**OBJECTIVE**
Check each line of the records below and collect those holding "zprávy".

**RECORD LIST**
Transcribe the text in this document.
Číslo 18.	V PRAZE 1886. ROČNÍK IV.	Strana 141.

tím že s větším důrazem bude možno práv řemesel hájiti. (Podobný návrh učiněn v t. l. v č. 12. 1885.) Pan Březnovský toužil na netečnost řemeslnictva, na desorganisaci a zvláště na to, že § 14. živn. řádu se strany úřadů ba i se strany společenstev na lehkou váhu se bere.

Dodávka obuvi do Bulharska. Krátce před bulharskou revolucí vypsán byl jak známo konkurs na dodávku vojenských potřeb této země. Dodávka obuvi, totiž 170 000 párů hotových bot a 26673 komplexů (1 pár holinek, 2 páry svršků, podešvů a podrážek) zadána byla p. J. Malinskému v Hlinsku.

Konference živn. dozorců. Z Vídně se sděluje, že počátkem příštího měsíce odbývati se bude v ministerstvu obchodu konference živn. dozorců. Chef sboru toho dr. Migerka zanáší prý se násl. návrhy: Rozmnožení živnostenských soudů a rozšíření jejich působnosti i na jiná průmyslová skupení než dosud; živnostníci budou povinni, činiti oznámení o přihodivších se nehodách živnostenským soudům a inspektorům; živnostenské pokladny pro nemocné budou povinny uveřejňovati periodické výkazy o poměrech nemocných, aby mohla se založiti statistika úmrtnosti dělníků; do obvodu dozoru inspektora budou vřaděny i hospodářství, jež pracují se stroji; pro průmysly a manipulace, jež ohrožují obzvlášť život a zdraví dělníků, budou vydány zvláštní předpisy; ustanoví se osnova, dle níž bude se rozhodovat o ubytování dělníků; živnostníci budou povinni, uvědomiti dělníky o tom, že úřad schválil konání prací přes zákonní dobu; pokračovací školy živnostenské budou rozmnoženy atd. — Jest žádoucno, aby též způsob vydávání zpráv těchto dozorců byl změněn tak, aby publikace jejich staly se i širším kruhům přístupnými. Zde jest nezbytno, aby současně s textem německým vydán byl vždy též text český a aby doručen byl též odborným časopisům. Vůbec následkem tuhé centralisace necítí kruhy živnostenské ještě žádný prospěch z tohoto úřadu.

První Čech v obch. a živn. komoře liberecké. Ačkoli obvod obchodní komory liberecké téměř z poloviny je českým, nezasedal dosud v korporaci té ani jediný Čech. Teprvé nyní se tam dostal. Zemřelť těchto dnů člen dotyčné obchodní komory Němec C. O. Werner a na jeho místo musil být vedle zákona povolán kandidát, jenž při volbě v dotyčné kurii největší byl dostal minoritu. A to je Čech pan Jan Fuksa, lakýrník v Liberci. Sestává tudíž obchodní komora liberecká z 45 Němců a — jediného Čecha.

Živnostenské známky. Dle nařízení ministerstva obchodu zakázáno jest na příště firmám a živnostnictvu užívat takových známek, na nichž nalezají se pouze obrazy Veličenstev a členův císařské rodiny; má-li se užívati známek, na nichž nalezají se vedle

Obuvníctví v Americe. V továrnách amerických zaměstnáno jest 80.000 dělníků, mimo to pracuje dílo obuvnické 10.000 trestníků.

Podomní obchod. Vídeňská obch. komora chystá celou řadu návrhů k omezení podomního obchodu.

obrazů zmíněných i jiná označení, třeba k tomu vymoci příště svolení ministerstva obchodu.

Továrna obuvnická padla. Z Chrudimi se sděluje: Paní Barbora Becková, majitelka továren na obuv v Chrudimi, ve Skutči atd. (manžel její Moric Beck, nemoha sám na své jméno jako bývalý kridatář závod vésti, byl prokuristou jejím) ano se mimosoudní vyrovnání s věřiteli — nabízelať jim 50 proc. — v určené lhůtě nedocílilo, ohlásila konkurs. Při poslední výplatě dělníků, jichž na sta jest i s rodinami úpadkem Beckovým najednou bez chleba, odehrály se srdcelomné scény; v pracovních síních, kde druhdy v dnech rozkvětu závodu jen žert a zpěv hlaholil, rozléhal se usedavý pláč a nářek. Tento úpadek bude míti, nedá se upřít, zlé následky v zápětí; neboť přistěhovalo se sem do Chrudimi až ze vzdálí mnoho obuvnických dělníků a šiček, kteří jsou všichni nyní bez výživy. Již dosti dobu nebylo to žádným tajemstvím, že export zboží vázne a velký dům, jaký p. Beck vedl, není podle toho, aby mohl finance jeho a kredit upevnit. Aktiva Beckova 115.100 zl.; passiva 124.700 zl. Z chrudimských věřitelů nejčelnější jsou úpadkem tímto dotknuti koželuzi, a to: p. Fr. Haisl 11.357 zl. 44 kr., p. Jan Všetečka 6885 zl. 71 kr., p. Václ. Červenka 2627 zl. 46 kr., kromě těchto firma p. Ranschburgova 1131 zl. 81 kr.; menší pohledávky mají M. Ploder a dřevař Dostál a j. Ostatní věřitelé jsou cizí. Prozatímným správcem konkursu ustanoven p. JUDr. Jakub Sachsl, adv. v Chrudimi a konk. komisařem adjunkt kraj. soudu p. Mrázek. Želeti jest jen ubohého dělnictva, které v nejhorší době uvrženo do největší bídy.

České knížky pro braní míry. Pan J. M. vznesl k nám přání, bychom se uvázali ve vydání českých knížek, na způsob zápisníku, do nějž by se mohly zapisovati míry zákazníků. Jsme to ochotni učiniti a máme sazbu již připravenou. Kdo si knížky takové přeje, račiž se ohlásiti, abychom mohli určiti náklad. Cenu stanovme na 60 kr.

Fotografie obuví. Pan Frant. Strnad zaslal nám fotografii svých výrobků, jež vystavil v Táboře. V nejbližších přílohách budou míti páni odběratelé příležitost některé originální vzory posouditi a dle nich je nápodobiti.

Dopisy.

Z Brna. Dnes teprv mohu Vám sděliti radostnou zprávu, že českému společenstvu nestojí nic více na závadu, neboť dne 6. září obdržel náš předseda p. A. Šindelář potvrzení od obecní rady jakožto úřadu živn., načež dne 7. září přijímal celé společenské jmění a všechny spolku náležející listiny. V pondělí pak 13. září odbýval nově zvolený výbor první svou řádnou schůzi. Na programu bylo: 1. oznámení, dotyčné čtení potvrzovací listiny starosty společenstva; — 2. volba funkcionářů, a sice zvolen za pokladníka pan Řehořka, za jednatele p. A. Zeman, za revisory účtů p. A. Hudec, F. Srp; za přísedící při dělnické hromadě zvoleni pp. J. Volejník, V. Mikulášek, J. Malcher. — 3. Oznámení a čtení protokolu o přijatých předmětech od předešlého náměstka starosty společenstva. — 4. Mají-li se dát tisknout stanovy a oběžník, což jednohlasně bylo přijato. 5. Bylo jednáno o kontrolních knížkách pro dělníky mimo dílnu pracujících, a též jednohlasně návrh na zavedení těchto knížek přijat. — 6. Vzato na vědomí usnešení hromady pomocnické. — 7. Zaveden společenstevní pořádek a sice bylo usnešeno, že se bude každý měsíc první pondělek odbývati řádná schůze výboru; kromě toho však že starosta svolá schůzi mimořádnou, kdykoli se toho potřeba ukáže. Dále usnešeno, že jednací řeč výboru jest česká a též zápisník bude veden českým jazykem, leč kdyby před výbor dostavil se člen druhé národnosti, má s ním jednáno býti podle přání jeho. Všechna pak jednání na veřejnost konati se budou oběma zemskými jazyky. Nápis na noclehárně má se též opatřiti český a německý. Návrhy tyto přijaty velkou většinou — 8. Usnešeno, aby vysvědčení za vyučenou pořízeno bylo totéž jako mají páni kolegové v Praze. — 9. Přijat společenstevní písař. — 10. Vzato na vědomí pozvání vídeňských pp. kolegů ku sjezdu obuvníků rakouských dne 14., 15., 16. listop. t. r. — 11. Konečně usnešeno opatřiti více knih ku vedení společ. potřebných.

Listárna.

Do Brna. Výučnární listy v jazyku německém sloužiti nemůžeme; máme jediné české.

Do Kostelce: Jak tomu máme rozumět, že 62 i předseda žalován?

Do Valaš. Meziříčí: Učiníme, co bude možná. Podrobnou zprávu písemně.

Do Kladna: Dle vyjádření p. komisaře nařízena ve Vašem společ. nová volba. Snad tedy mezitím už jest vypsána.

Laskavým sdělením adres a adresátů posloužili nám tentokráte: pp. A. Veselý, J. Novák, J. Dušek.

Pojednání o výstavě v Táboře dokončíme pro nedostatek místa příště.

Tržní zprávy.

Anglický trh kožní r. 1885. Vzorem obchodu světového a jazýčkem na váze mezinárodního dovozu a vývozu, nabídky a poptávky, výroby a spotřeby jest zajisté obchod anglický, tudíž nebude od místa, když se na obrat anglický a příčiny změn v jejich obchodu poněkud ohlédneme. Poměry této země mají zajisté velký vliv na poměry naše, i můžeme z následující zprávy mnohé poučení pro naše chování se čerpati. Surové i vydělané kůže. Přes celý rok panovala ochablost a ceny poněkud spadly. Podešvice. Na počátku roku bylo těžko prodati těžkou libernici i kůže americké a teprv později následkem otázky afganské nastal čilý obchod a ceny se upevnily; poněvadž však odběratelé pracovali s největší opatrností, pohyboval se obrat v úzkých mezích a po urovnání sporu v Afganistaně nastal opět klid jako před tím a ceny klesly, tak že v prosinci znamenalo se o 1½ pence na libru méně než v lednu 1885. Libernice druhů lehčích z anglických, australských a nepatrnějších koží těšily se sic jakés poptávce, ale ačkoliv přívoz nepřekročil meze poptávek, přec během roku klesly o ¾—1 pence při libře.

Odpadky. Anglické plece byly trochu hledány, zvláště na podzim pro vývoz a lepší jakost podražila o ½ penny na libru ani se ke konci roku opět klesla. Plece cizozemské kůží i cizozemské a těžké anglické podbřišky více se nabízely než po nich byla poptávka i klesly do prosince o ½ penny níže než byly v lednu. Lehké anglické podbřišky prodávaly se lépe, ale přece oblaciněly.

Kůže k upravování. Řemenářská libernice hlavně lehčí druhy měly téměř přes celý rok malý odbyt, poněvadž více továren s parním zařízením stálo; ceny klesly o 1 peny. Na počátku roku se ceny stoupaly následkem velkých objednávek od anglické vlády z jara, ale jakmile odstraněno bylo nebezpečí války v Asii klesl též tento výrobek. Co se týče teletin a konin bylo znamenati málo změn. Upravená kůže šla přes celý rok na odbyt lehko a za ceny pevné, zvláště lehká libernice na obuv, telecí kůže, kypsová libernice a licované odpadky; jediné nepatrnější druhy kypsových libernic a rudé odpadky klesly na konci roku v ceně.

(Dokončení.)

**WRITTEN ANSWER**
Tržní zprávy.
Anglický trh kožní r. 1885. Vzorem obchodu světového a jazýčkem na váze mezinárodního dovozu a vývozu, nabídky a poptávky, výroby a spotřeby jest zajisté obchod anglický, tudíž nebude od místa, když se na obrat anglický a příčiny změn v jejich obchodu poněkud ohlédneme. Poměry této země mají zajisté velký vliv na poměry naše, i můžeme z následující zprávy mnohé poučení pro naše chování se čerpati. Surové i vydělané kůže. Přes celý rok panovala ochablost a ceny poněkud spadly. Podešvice. Na počátku roku bylo těžko prodati těžkou libernici i kůže americké a teprv později následkem otázky afganské nastal čilý obchod a ceny se upevnily; poněvadž však odběratelé pracovali s největší opatrností, pohyboval se obrat v úzkých mezích a po urovnání sporu v Afganistaně nastal opět klid jako před tím a ceny klesly, tak že v prosinci znamenalo se o 1½ pence na libru méně než v lednu 1885. Libernice druhů lehčích z anglických, australských a nepatrnějších koží těšily se sic jakés poptávce, ale ačkoliv přívoz nepřekročil meze poptávek, přec během roku klesly o ¾—1 pence při libře.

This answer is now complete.